((

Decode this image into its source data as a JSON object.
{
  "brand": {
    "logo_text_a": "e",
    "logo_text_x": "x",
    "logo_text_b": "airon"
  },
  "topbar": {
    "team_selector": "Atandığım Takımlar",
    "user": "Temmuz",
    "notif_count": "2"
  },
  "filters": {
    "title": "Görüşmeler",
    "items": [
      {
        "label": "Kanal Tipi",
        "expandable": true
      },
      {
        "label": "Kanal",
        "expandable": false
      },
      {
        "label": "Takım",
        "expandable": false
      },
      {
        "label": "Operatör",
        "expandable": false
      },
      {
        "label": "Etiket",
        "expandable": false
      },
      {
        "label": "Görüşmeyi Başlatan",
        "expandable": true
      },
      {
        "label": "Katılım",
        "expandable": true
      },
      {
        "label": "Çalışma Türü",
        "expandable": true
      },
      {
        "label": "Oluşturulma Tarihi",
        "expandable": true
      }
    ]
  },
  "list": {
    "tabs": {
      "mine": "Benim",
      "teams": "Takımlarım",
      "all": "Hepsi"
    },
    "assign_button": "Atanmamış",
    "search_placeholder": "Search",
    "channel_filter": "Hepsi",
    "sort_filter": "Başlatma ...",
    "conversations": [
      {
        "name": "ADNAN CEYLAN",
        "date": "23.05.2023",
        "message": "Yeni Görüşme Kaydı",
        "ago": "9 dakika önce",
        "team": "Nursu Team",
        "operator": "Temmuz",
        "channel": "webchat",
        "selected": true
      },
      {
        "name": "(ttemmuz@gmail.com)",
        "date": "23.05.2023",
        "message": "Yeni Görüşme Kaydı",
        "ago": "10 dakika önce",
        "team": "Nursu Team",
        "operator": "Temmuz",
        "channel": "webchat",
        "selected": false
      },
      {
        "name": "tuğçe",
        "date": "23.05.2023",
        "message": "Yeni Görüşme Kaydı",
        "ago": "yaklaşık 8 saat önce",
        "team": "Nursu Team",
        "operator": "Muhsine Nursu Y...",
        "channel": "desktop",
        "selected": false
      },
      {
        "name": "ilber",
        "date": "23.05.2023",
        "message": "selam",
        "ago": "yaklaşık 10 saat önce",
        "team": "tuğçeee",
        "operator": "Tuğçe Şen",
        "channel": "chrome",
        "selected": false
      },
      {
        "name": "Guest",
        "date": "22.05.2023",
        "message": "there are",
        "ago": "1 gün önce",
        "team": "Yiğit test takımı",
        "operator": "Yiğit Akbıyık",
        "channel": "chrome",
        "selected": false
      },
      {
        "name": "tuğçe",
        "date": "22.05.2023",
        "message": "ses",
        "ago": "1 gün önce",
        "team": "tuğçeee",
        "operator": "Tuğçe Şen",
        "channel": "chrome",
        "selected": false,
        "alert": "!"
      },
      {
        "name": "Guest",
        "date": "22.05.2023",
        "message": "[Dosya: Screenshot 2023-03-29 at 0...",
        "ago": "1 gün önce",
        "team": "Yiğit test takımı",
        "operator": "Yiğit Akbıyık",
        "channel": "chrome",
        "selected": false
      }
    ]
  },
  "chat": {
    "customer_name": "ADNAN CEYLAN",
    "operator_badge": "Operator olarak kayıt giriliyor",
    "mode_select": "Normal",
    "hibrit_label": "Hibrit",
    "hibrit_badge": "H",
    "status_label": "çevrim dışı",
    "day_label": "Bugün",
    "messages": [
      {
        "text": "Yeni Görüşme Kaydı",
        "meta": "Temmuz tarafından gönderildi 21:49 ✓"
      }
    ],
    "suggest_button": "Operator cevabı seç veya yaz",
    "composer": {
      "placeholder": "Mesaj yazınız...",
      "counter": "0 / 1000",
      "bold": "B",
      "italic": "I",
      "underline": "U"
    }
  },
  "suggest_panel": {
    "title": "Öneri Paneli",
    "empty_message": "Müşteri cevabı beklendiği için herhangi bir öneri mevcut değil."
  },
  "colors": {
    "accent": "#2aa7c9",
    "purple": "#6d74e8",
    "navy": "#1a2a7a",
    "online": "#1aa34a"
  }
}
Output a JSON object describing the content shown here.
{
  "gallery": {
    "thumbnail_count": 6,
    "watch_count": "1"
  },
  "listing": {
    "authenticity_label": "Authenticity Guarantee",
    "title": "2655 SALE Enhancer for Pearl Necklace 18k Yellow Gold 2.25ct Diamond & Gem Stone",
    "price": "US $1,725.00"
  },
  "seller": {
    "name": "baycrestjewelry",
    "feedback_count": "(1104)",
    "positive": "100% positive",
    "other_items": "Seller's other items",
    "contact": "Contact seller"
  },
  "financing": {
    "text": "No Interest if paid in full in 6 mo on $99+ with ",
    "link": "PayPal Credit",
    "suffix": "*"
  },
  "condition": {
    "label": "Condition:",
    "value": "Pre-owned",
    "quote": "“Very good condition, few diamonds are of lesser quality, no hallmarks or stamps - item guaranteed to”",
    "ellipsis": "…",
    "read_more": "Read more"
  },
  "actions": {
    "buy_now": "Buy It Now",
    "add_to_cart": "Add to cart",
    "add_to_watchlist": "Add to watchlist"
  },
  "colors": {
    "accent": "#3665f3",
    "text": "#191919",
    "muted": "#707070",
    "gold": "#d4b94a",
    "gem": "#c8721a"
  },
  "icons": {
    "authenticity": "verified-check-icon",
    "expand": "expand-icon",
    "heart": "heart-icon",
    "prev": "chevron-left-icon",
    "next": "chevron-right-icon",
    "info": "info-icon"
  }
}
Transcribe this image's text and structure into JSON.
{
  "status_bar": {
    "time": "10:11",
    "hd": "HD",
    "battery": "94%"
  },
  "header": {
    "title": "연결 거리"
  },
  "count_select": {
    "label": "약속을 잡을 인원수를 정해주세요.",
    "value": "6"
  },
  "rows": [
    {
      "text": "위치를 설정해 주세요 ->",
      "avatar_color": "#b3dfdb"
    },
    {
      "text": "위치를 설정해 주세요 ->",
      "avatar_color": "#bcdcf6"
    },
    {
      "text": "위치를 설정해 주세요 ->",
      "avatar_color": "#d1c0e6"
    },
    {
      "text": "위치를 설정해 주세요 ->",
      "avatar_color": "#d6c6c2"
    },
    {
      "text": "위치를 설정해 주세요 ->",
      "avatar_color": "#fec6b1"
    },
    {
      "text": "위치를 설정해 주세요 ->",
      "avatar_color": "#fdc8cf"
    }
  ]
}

))

The records above should be returned exactly.

Decode this image into its source data as a JSON object.
{
  "brand": {
    "logo_text_a": "e",
    "logo_text_x": "x",
    "logo_text_b": "airon"
  },
  "topbar": {
    "team_selector": "Atandığım Takımlar",
    "user": "Temmuz",
    "notif_count": "2"
  },
  "filters": {
    "title": "Görüşmeler",
    "items": [
      {
        "label": "Kanal Tipi",
        "expandable": true
      },
      {
        "label": "Kanal",
        "expandable": false
      },
      {
        "label": "Takım",
        "expandable": false
      },
      {
        "label": "Operatör",
        "expandable": false
      },
      {
        "label": "Etiket",
        "expandable": false
      },
      {
        "label": "Görüşmeyi Başlatan",
        "expandable": true
      },
      {
        "label": "Katılım",
        "expandable": true
      },
      {
        "label": "Çalışma Türü",
        "expandable": true
      },
      {
        "label": "Oluşturulma Tarihi",
        "expandable": true
      }
    ]
  },
  "list": {
    "tabs": {
      "mine": "Benim",
      "teams": "Takımlarım",
      "all": "Hepsi"
    },
    "assign_button": "Atanmamış",
    "search_placeholder": "Search",
    "channel_filter": "Hepsi",
    "sort_filter": "Başlatma ...",
    "conversations": [
      {
        "name": "ADNAN CEYLAN",
        "date": "23.05.2023",
        "message": "Yeni Görüşme Kaydı",
        "ago": "9 dakika önce",
        "team": "Nursu Team",
        "operator": "Temmuz",
        "channel": "webchat",
        "selected": true
      },
      {
        "name": "(ttemmuz@gmail.com)",
        "date": "23.05.2023",
        "message": "Yeni Görüşme Kaydı",
        "ago": "10 dakika önce",
        "team": "Nursu Team",
        "operator": "Temmuz",
        "channel": "webchat",
        "selected": false
      },
      {
        "name": "tuğçe",
        "date": "23.05.2023",
        "message": "Yeni Görüşme Kaydı",
        "ago": "yaklaşık 8 saat önce",
        "team": "Nursu Team",
        "operator": "Muhsine Nursu Y...",
        "channel": "desktop",
        "selected": false
      },
      {
        "name": "ilber",
        "date": "23.05.2023",
        "message": "selam",
        "ago": "yaklaşık 10 saat önce",
        "team": "tuğçeee",
        "operator": "Tuğçe Şen",
        "channel": "chrome",
        "selected": false
      },
      {
        "name": "Guest",
        "date": "22.05.2023",
        "message": "there are",
        "ago": "1 gün önce",
        "team": "Yiğit test takımı",
        "operator": "Yiğit Akbıyık",
        "channel": "chrome",
        "selected": false
      },
      {
        "name": "tuğçe",
        "date": "22.05.2023",
        "message": "ses",
        "ago": "1 gün önce",
        "team": "tuğçeee",
        "operator": "Tuğçe Şen",
        "channel": "chrome",
        "selected": false,
        "alert": "!"
      },
      {
        "name": "Guest",
        "date": "22.05.2023",
        "message": "[Dosya: Screenshot 2023-03-29 at 0...",
        "ago": "1 gün önce",
        "team": "Yiğit test takımı",
        "operator": "Yiğit Akbıyık",
        "channel": "chrome",
        "selected": false
      }
    ]
  },
  "chat": {
    "customer_name": "ADNAN CEYLAN",
    "operator_badge": "Operator olarak kayıt giriliyor",
    "mode_select": "Normal",
    "hibrit_label": "Hibrit",
    "hibrit_badge": "H",
    "status_label": "çevrim dışı",
    "day_label": "Bugün",
    "messages": [
      {
        "text": "Yeni Görüşme Kaydı",
        "meta": "Temmuz tarafından gönderildi 21:49 ✓"
      }
    ],
    "suggest_button": "Operator cevabı seç veya yaz",
    "composer": {
      "placeholder": "Mesaj yazınız...",
      "counter": "0 / 1000",
      "bold": "B",
      "italic": "I",
      "underline": "U"
    }
  },
  "suggest_panel": {
    "title": "Öneri Paneli",
    "empty_message": "Müşteri cevabı beklendiği için herhangi bir öneri mevcut değil."
  },
  "colors": {
    "accent": "#2aa7c9",
    "purple": "#6d74e8",
    "navy": "#1a2a7a",
    "online": "#1aa34a"
  }
}
Output a JSON object describing the content shown here.
{
  "gallery": {
    "thumbnail_count": 6,
    "watch_count": "1"
  },
  "listing": {
    "authenticity_label": "Authenticity Guarantee",
    "title": "2655 SALE Enhancer for Pearl Necklace 18k Yellow Gold 2.25ct Diamond & Gem Stone",
    "price": "US $1,725.00"
  },
  "seller": {
    "name": "baycrestjewelry",
    "feedback_count": "(1104)",
    "positive": "100% positive",
    "other_items": "Seller's other items",
    "contact": "Contact seller"
  },
  "financing": {
    "text": "No Interest if paid in full in 6 mo on $99+ with ",
    "link": "PayPal Credit",
    "suffix": "*"
  },
  "condition": {
    "label": "Condition:",
    "value": "Pre-owned",
    "quote": "“Very good condition, few diamonds are of lesser quality, no hallmarks or stamps - item guaranteed to”",
    "ellipsis": "…",
    "read_more": "Read more"
  },
  "actions": {
    "buy_now": "Buy It Now",
    "add_to_cart": "Add to cart",
    "add_to_watchlist": "Add to watchlist"
  },
  "colors": {
    "accent": "#3665f3",
    "text": "#191919",
    "muted": "#707070",
    "gold": "#d4b94a",
    "gem": "#c8721a"
  },
  "icons": {
    "authenticity": "verified-check-icon",
    "expand": "expand-icon",
    "heart": "heart-icon",
    "prev": "chevron-left-icon",
    "next": "chevron-right-icon",
    "info": "info-icon"
  }
}
Transcribe this image's text and structure into JSON.
{
  "status_bar": {
    "time": "10:11",
    "hd": "HD",
    "battery": "94%"
  },
  "header": {
    "title": "연결 거리"
  },
  "count_select": {
    "label": "약속을 잡을 인원수를 정해주세요.",
    "value": "6"
  },
  "rows": [
    {
      "text": "위치를 설정해 주세요 ->",
      "avatar_color": "#b3dfdb"
    },
    {
      "text": "위치를 설정해 주세요 ->",
      "avatar_color": "#bcdcf6"
    },
    {
      "text": "위치를 설정해 주세요 ->",
      "avatar_color": "#d1c0e6"
    },
    {
      "text": "위치를 설정해 주세요 ->",
      "avatar_color": "#d6c6c2"
    },
    {
      "text": "위치를 설정해 주세요 ->",
      "avatar_color": "#fec6b1"
    },
    {
      "text": "위치를 설정해 주세요 ->",
      "avatar_color": "#fdc8cf"
    }
  ]
}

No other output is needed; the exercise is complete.